RECORDED INFORMATION:
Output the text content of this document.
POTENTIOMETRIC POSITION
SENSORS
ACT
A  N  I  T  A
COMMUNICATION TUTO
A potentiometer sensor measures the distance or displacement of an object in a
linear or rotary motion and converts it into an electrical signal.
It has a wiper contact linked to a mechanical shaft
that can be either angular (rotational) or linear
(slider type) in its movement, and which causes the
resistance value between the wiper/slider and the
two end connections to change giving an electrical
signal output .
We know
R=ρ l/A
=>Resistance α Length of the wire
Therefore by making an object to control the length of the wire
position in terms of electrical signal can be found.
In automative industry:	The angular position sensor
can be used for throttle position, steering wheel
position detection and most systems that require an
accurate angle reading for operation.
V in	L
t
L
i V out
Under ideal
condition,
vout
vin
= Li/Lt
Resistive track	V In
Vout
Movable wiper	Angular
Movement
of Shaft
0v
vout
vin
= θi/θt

THE REQUEST:
The answer is a single number: how many lines include the word "wiper"?

RESULT FOR THIS EXERCISE:
3